Exercise prompt: Extract every line that contains the word "시범사업".
########################################
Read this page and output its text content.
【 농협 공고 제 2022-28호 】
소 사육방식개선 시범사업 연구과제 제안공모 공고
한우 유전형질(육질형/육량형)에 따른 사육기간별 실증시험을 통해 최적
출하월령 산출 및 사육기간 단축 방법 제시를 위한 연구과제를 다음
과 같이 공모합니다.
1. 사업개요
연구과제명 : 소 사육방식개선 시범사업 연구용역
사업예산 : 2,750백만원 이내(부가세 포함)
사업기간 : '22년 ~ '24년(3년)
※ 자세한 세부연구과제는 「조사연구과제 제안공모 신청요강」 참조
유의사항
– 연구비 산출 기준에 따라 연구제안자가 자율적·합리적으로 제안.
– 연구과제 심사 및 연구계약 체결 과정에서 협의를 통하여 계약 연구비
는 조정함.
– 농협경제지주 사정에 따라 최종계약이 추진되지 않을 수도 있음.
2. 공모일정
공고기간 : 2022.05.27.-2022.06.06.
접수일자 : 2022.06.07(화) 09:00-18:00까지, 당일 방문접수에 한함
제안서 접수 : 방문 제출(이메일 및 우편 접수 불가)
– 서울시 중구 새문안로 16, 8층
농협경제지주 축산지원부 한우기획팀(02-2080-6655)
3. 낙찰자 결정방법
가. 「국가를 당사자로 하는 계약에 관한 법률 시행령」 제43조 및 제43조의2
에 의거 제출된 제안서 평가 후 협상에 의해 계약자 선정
########################################
Result of this exercise:
소 사육방식개선 시범사업 연구과제 제안공모 공고
연구과제명 : 소 사육방식개선 시범사업 연구용역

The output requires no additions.